== Provided information ==

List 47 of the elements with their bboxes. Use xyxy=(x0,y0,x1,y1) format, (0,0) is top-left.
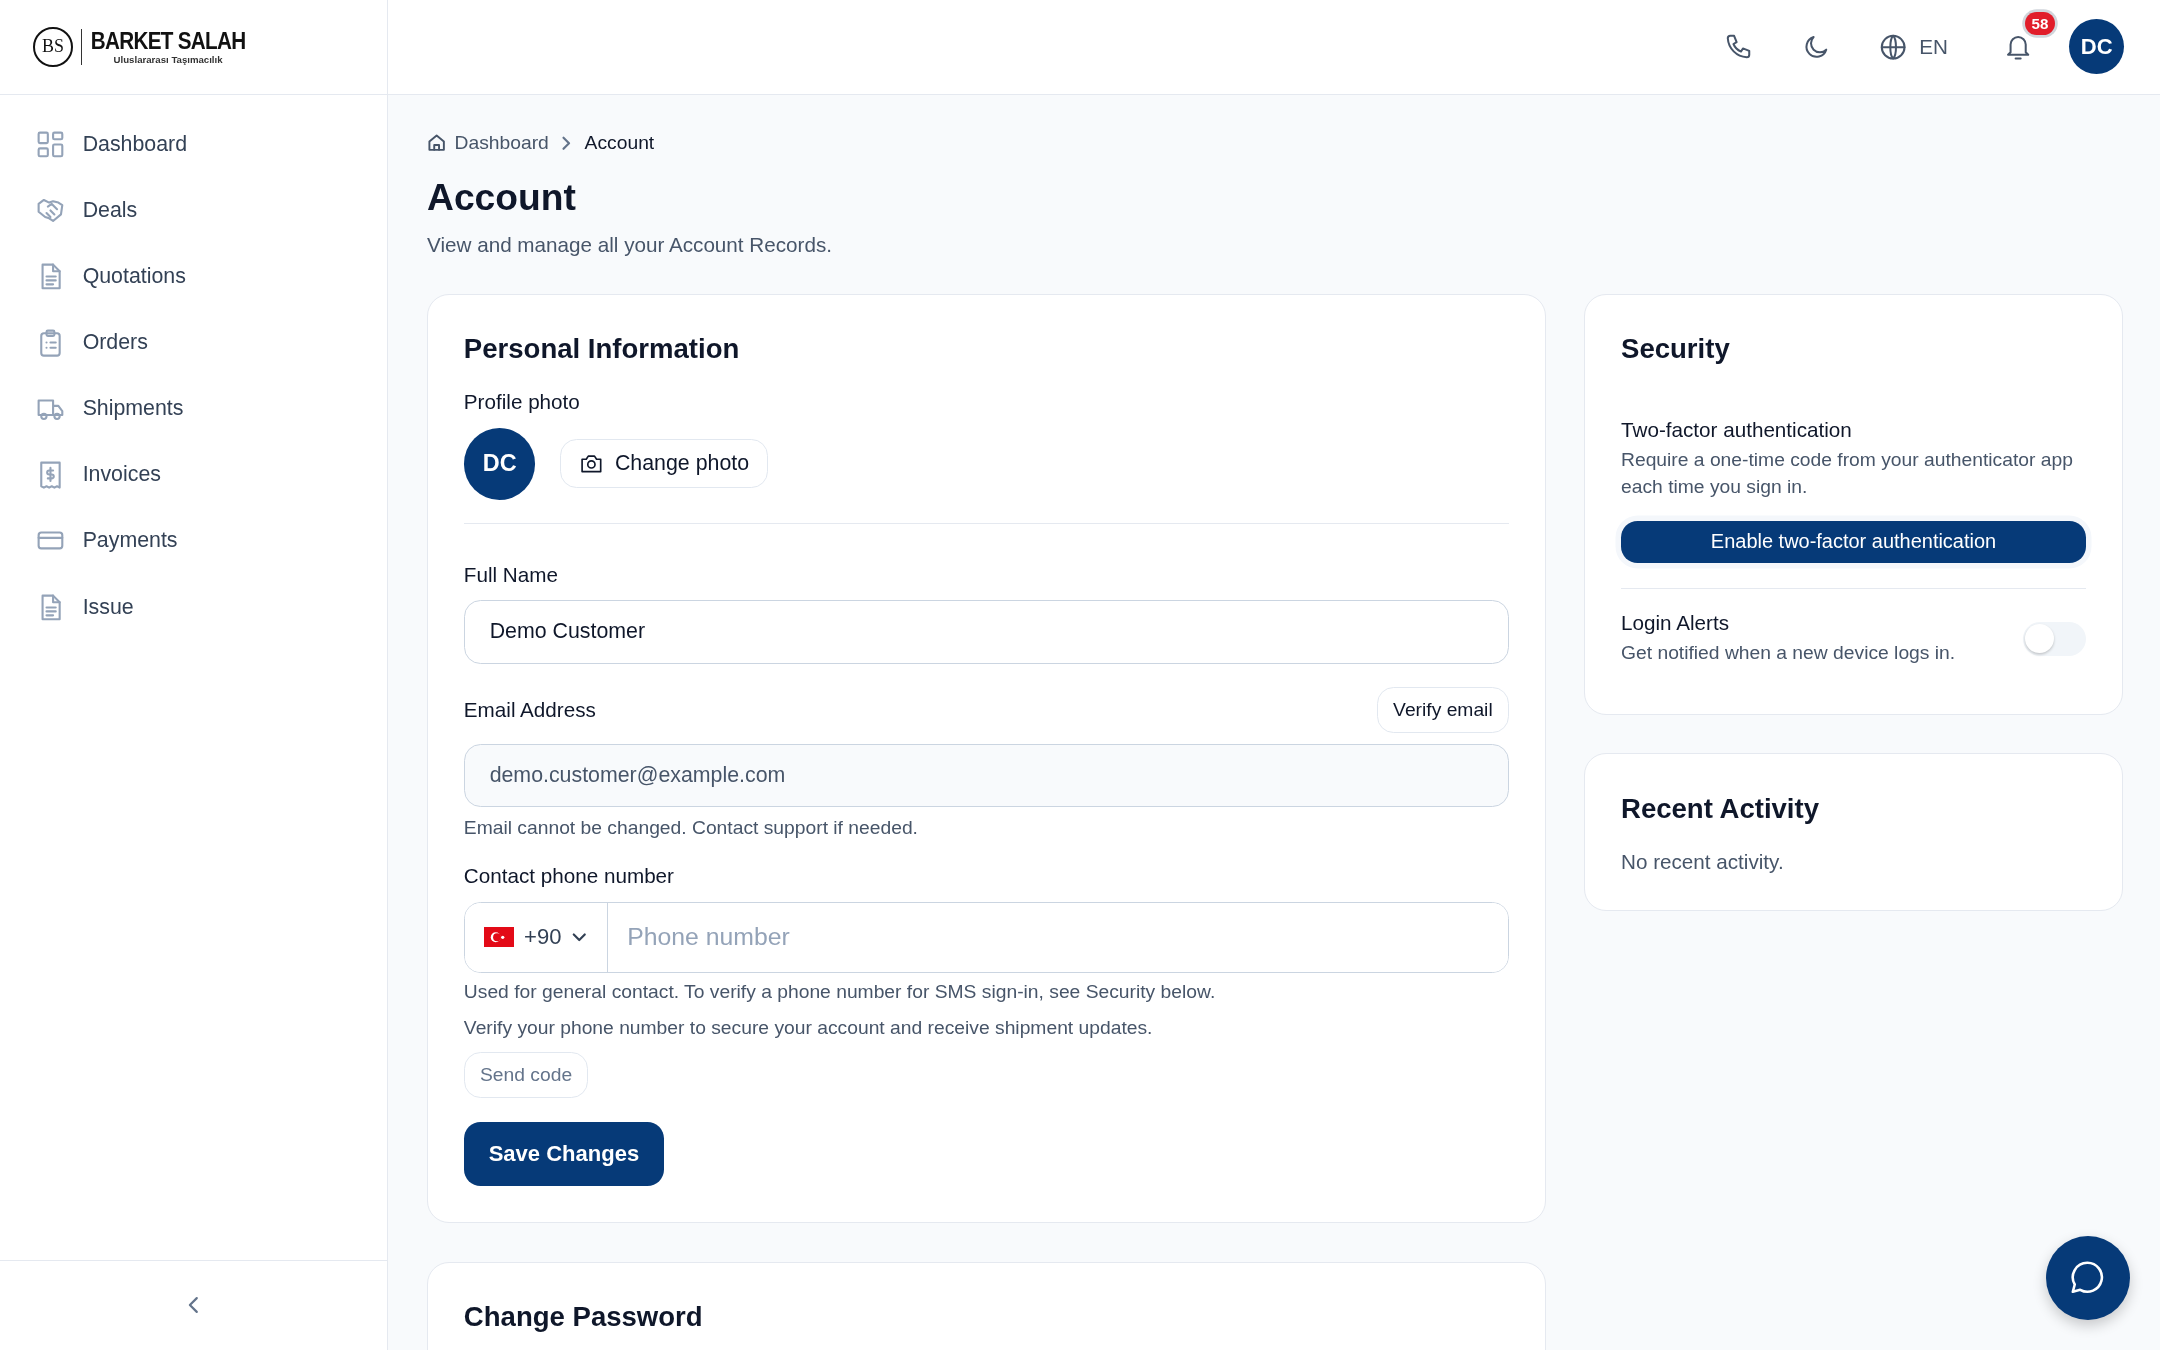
setting-description: Get notified when a new device logs in. xyxy=(1621,641,1956,666)
field-label: Email Address xyxy=(463,698,596,723)
sidebar-item[interactable]: Invoices xyxy=(19,447,369,503)
setting-title: Two-factor authentication xyxy=(1621,417,1853,442)
toggle-switch[interactable] xyxy=(2022,621,2086,657)
sidebar-item[interactable]: Shipments xyxy=(19,381,369,437)
breadcrumb-current: Account xyxy=(584,131,655,154)
card-title: Security xyxy=(1621,333,1731,366)
card-title: Personal Information xyxy=(463,333,741,366)
field-label: Contact phone number xyxy=(463,863,675,888)
change-photo-button[interactable]: Change photo xyxy=(560,439,768,489)
sidebar-item[interactable]: Quotations xyxy=(19,248,369,304)
verify-email-button[interactable]: Verify email xyxy=(1376,687,1509,734)
sidebar-item[interactable]: Issue xyxy=(19,579,369,635)
flag-icon xyxy=(484,926,515,948)
setting-title: Login Alerts xyxy=(1621,610,1730,635)
help-text: Email cannot be changed. Contact support if needed. xyxy=(463,817,919,840)
logo-mark: BS xyxy=(33,26,73,67)
notification-badge: 58 xyxy=(2024,12,2056,35)
sidebar-item[interactable]: Payments xyxy=(19,513,369,569)
home-icon xyxy=(427,133,447,153)
input-field[interactable]: Demo Customer xyxy=(463,600,1509,664)
dashboard-icon xyxy=(35,129,65,159)
country-code-select[interactable]: +90 xyxy=(464,902,608,972)
user-avatar[interactable]: DC xyxy=(2069,19,2125,75)
help-text: Verify your phone number to secure your account and receive shipment updates. xyxy=(463,1016,1154,1039)
sidebar-item[interactable]: Orders xyxy=(19,315,369,371)
phone-field[interactable]: +90 Phone number xyxy=(463,901,1509,973)
chat-button[interactable] xyxy=(2045,1235,2130,1320)
field-label: Profile photo xyxy=(463,390,581,415)
brand-tagline: Uluslararası Taşımacılık xyxy=(112,54,224,65)
help-text: Used for general contact. To verify a phone number for SMS sign-in, see Security below. xyxy=(463,980,1217,1003)
save-button[interactable]: Save Changes xyxy=(463,1121,665,1187)
sidebar-item[interactable]: Deals xyxy=(19,182,369,238)
card-title: Change Password xyxy=(463,1301,704,1334)
page-title: Account xyxy=(427,175,577,219)
input-field[interactable]: demo.customer@example.com xyxy=(463,744,1509,808)
setting-description: Require a one-time code from your authenticator app each time you sign in. xyxy=(1621,448,2074,500)
empty-state-text: No recent activity. xyxy=(1621,849,1785,874)
language-button[interactable]: EN xyxy=(1866,20,1959,73)
profile-avatar: DC xyxy=(463,427,536,500)
page-subtitle: View and manage all your Account Records. xyxy=(427,232,833,257)
breadcrumb-link[interactable]: Dashboard xyxy=(427,131,549,154)
sidebar-item[interactable]: Dashboard xyxy=(19,116,369,172)
brand-name: BARKET SALAH xyxy=(90,26,246,55)
field-label: Full Name xyxy=(463,562,559,587)
card-title: Recent Activity xyxy=(1621,793,1820,826)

===

» To be done
Turn the lines between the one holding "setting-description: Get notified" and the one holding "verify-email-button[interactable]: Verify email", inclusive, into a numbered list, leaving out any blank lines.

» Written reply
1. setting-description: Get notified when a new device logs in. xyxy=(1621,641,1956,666)
2. field-label: Email Address xyxy=(463,698,596,723)
3. sidebar-item[interactable]: Invoices xyxy=(19,447,369,503)
4. setting-title: Two-factor authentication xyxy=(1621,417,1853,442)
5. toggle-switch[interactable] xyxy=(2022,621,2086,657)
6. sidebar-item[interactable]: Shipments xyxy=(19,381,369,437)
7. breadcrumb-current: Account xyxy=(584,131,655,154)
8. card-title: Security xyxy=(1621,333,1731,366)
9. card-title: Personal Information xyxy=(463,333,741,366)
10. field-label: Contact phone number xyxy=(463,863,675,888)
11. change-photo-button[interactable]: Change photo xyxy=(560,439,768,489)
12. sidebar-item[interactable]: Quotations xyxy=(19,248,369,304)
13. verify-email-button[interactable]: Verify email xyxy=(1376,687,1509,734)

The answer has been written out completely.